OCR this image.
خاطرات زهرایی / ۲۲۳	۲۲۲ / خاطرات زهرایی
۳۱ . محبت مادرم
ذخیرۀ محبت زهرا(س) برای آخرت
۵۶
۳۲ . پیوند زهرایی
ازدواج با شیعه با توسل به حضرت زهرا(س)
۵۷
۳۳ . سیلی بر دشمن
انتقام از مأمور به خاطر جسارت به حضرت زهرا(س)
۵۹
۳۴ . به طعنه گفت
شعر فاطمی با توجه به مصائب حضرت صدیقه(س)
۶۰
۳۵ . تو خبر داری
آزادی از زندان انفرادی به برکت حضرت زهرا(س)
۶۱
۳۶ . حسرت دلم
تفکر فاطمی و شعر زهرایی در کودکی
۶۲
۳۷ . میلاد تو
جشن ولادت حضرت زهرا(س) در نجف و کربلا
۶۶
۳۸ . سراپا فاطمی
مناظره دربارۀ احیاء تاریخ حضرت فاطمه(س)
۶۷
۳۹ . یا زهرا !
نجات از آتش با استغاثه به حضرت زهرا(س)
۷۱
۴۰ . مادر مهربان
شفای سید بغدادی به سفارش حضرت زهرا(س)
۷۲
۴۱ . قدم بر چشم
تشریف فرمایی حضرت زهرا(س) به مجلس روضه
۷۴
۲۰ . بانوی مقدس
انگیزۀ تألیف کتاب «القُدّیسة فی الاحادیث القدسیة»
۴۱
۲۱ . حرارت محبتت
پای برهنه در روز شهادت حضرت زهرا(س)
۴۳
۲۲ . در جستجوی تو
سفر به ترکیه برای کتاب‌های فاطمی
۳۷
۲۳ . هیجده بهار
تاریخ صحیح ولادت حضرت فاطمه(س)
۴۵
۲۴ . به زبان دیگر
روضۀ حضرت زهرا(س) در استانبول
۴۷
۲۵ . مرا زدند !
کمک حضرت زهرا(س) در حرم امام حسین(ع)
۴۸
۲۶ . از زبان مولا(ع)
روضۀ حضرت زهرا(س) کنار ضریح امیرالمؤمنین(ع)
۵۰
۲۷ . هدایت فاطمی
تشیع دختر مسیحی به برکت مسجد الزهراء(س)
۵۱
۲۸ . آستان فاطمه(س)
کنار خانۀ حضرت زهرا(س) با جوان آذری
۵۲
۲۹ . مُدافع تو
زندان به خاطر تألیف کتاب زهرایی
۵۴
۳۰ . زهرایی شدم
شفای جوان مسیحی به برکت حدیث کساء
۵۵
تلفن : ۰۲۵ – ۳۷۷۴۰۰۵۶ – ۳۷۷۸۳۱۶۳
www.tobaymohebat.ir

________

» **WHAT THE TASK REQUIRES**: Reproduce the data, keeping every line exactly the same.

» **COMPLETED EXERCISE**:
OCR this image.
خاطرات زهرایی / ۲۲۳	۲۲۲ / خاطرات زهرایی
۳۱ . محبت مادرم
ذخیرۀ محبت زهرا(س) برای آخرت
۵۶
۳۲ . پیوند زهرایی
ازدواج با شیعه با توسل به حضرت زهرا(س)
۵۷
۳۳ . سیلی بر دشمن
انتقام از مأمور به خاطر جسارت به حضرت زهرا(س)
۵۹
۳۴ . به طعنه گفت
شعر فاطمی با توجه به مصائب حضرت صدیقه(س)
۶۰
۳۵ . تو خبر داری
آزادی از زندان انفرادی به برکت حضرت زهرا(س)
۶۱
۳۶ . حسرت دلم
تفکر فاطمی و شعر زهرایی در کودکی
۶۲
۳۷ . میلاد تو
جشن ولادت حضرت زهرا(س) در نجف و کربلا
۶۶
۳۸ . سراپا فاطمی
مناظره دربارۀ احیاء تاریخ حضرت فاطمه(س)
۶۷
۳۹ . یا زهرا !
نجات از آتش با استغاثه به حضرت زهرا(س)
۷۱
۴۰ . مادر مهربان
شفای سید بغدادی به سفارش حضرت زهرا(س)
۷۲
۴۱ . قدم بر چشم
تشریف فرمایی حضرت زهرا(س) به مجلس روضه
۷۴
۲۰ . بانوی مقدس
انگیزۀ تألیف کتاب «القُدّیسة فی الاحادیث القدسیة»
۴۱
۲۱ . حرارت محبتت
پای برهنه در روز شهادت حضرت زهرا(س)
۴۳
۲۲ . در جستجوی تو
سفر به ترکیه برای کتاب‌های فاطمی
۳۷
۲۳ . هیجده بهار
تاریخ صحیح ولادت حضرت فاطمه(س)
۴۵
۲۴ . به زبان دیگر
روضۀ حضرت زهرا(س) در استانبول
۴۷
۲۵ . مرا زدند !
کمک حضرت زهرا(س) در حرم امام حسین(ع)
۴۸
۲۶ . از زبان مولا(ع)
روضۀ حضرت زهرا(س) کنار ضریح امیرالمؤمنین(ع)
۵۰
۲۷ . هدایت فاطمی
تشیع دختر مسیحی به برکت مسجد الزهراء(س)
۵۱
۲۸ . آستان فاطمه(س)
کنار خانۀ حضرت زهرا(س) با جوان آذری
۵۲
۲۹ . مُدافع تو
زندان به خاطر تألیف کتاب زهرایی
۵۴
۳۰ . زهرایی شدم
شفای جوان مسیحی به برکت حدیث کساء
۵۵
تلفن : ۰۲۵ – ۳۷۷۴۰۰۵۶ – ۳۷۷۸۳۱۶۳
www.tobaymohebat.ir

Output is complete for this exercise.